_GIVEN PROBLEM_
Every record should be written out exactly, please.
··· TASK DATA ···
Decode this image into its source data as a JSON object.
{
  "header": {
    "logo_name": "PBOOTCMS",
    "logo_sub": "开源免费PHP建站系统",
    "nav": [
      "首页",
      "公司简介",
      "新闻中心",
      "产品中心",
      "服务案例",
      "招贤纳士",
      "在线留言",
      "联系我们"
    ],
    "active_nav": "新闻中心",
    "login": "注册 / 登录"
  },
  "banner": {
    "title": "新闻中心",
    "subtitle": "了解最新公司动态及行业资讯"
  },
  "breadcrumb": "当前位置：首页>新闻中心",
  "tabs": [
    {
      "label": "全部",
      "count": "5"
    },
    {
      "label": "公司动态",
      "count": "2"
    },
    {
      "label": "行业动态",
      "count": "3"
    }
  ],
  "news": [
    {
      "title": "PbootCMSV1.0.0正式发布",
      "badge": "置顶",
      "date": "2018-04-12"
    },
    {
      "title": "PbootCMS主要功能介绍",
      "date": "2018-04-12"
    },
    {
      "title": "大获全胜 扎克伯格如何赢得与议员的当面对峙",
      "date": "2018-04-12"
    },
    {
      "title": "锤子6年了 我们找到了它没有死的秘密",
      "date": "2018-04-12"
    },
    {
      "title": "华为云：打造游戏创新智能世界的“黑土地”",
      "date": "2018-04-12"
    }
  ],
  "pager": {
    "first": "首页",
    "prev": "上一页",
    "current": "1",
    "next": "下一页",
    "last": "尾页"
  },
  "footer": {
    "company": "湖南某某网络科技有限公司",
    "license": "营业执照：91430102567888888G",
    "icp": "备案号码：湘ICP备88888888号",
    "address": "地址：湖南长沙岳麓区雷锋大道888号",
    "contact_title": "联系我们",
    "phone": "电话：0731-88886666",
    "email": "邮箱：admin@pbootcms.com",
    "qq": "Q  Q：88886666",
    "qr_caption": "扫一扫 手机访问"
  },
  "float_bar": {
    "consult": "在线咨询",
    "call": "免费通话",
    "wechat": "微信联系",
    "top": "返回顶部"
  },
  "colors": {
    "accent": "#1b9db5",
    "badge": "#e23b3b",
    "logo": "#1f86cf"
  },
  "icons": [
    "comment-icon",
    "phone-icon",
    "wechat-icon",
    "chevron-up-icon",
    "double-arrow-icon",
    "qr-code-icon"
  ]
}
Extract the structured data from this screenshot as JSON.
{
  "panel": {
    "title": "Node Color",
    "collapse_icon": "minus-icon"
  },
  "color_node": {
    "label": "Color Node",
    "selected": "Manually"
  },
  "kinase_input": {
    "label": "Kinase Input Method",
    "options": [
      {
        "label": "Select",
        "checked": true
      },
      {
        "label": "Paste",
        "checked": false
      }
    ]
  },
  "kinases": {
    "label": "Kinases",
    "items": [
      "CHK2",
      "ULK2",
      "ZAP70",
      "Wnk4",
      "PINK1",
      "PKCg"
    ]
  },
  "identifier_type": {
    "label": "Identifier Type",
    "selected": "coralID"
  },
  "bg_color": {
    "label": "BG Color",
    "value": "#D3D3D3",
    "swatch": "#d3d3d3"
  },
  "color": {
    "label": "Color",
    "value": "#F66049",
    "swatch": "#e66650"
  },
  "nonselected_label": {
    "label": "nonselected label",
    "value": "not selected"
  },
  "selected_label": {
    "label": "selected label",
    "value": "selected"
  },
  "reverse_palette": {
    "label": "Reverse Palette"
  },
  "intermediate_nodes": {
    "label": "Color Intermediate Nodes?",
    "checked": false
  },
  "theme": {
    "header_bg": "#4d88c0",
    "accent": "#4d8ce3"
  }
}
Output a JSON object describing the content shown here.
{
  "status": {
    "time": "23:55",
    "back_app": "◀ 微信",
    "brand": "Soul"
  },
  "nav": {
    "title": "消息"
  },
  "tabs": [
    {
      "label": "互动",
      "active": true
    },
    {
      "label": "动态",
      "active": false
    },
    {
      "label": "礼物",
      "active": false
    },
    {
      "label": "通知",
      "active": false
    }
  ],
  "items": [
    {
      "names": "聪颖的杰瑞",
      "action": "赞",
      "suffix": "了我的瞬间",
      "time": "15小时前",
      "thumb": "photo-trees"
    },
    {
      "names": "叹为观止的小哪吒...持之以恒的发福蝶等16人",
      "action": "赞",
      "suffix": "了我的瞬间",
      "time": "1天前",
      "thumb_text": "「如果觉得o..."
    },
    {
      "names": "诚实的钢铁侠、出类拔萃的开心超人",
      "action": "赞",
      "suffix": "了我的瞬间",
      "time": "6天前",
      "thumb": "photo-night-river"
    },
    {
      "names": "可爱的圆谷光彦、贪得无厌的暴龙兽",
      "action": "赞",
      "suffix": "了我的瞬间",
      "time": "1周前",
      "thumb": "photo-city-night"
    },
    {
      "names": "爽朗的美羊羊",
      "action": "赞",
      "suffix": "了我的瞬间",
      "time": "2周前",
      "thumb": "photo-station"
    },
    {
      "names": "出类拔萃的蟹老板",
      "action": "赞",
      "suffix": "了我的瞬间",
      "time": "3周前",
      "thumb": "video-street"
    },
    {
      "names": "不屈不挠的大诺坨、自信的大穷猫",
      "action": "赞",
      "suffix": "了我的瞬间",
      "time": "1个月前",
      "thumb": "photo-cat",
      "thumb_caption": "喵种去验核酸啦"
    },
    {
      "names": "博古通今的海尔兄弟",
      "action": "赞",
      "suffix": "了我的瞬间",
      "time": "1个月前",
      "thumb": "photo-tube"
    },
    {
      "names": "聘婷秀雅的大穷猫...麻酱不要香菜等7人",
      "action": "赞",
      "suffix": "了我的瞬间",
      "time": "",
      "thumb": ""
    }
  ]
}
···
_EXERCISE ANSWER_
Decode this image into its source data as a JSON object.
{
  "header": {
    "logo_name": "PBOOTCMS",
    "logo_sub": "开源免费PHP建站系统",
    "nav": [
      "首页",
      "公司简介",
      "新闻中心",
      "产品中心",
      "服务案例",
      "招贤纳士",
      "在线留言",
      "联系我们"
    ],
    "active_nav": "新闻中心",
    "login": "注册 / 登录"
  },
  "banner": {
    "title": "新闻中心",
    "subtitle": "了解最新公司动态及行业资讯"
  },
  "breadcrumb": "当前位置：首页>新闻中心",
  "tabs": [
    {
      "label": "全部",
      "count": "5"
    },
    {
      "label": "公司动态",
      "count": "2"
    },
    {
      "label": "行业动态",
      "count": "3"
    }
  ],
  "news": [
    {
      "title": "PbootCMSV1.0.0正式发布",
      "badge": "置顶",
      "date": "2018-04-12"
    },
    {
      "title": "PbootCMS主要功能介绍",
      "date": "2018-04-12"
    },
    {
      "title": "大获全胜 扎克伯格如何赢得与议员的当面对峙",
      "date": "2018-04-12"
    },
    {
      "title": "锤子6年了 我们找到了它没有死的秘密",
      "date": "2018-04-12"
    },
    {
      "title": "华为云：打造游戏创新智能世界的“黑土地”",
      "date": "2018-04-12"
    }
  ],
  "pager": {
    "first": "首页",
    "prev": "上一页",
    "current": "1",
    "next": "下一页",
    "last": "尾页"
  },
  "footer": {
    "company": "湖南某某网络科技有限公司",
    "license": "营业执照：91430102567888888G",
    "icp": "备案号码：湘ICP备88888888号",
    "address": "地址：湖南长沙岳麓区雷锋大道888号",
    "contact_title": "联系我们",
    "phone": "电话：0731-88886666",
    "email": "邮箱：admin@pbootcms.com",
    "qq": "Q  Q：88886666",
    "qr_caption": "扫一扫 手机访问"
  },
  "float_bar": {
    "consult": "在线咨询",
    "call": "免费通话",
    "wechat": "微信联系",
    "top": "返回顶部"
  },
  "colors": {
    "accent": "#1b9db5",
    "badge": "#e23b3b",
    "logo": "#1f86cf"
  },
  "icons": [
    "comment-icon",
    "phone-icon",
    "wechat-icon",
    "chevron-up-icon",
    "double-arrow-icon",
    "qr-code-icon"
  ]
}
Extract the structured data from this screenshot as JSON.
{
  "panel": {
    "title": "Node Color",
    "collapse_icon": "minus-icon"
  },
  "color_node": {
    "label": "Color Node",
    "selected": "Manually"
  },
  "kinase_input": {
    "label": "Kinase Input Method",
    "options": [
      {
        "label": "Select",
        "checked": true
      },
      {
        "label": "Paste",
        "checked": false
      }
    ]
  },
  "kinases": {
    "label": "Kinases",
    "items": [
      "CHK2",
      "ULK2",
      "ZAP70",
      "Wnk4",
      "PINK1",
      "PKCg"
    ]
  },
  "identifier_type": {
    "label": "Identifier Type",
    "selected": "coralID"
  },
  "bg_color": {
    "label": "BG Color",
    "value": "#D3D3D3",
    "swatch": "#d3d3d3"
  },
  "color": {
    "label": "Color",
    "value": "#F66049",
    "swatch": "#e66650"
  },
  "nonselected_label": {
    "label": "nonselected label",
    "value": "not selected"
  },
  "selected_label": {
    "label": "selected label",
    "value": "selected"
  },
  "reverse_palette": {
    "label": "Reverse Palette"
  },
  "intermediate_nodes": {
    "label": "Color Intermediate Nodes?",
    "checked": false
  },
  "theme": {
    "header_bg": "#4d88c0",
    "accent": "#4d8ce3"
  }
}
Output a JSON object describing the content shown here.
{
  "status": {
    "time": "23:55",
    "back_app": "◀ 微信",
    "brand": "Soul"
  },
  "nav": {
    "title": "消息"
  },
  "tabs": [
    {
      "label": "互动",
      "active": true
    },
    {
      "label": "动态",
      "active": false
    },
    {
      "label": "礼物",
      "active": false
    },
    {
      "label": "通知",
      "active": false
    }
  ],
  "items": [
    {
      "names": "聪颖的杰瑞",
      "action": "赞",
      "suffix": "了我的瞬间",
      "time": "15小时前",
      "thumb": "photo-trees"
    },
    {
      "names": "叹为观止的小哪吒...持之以恒的发福蝶等16人",
      "action": "赞",
      "suffix": "了我的瞬间",
      "time": "1天前",
      "thumb_text": "「如果觉得o..."
    },
    {
      "names": "诚实的钢铁侠、出类拔萃的开心超人",
      "action": "赞",
      "suffix": "了我的瞬间",
      "time": "6天前",
      "thumb": "photo-night-river"
    },
    {
      "names": "可爱的圆谷光彦、贪得无厌的暴龙兽",
      "action": "赞",
      "suffix": "了我的瞬间",
      "time": "1周前",
      "thumb": "photo-city-night"
    },
    {
      "names": "爽朗的美羊羊",
      "action": "赞",
      "suffix": "了我的瞬间",
      "time": "2周前",
      "thumb": "photo-station"
    },
    {
      "names": "出类拔萃的蟹老板",
      "action": "赞",
      "suffix": "了我的瞬间",
      "time": "3周前",
      "thumb": "video-street"
    },
    {
      "names": "不屈不挠的大诺坨、自信的大穷猫",
      "action": "赞",
      "suffix": "了我的瞬间",
      "time": "1个月前",
      "thumb": "photo-cat",
      "thumb_caption": "喵种去验核酸啦"
    },
    {
      "names": "博古通今的海尔兄弟",
      "action": "赞",
      "suffix": "了我的瞬间",
      "time": "1个月前",
      "thumb": "photo-tube"
    },
    {
      "names": "聘婷秀雅的大穷猫...麻酱不要香菜等7人",
      "action": "赞",
      "suffix": "了我的瞬间",
      "time": "",
      "thumb": ""
    }
  ]
}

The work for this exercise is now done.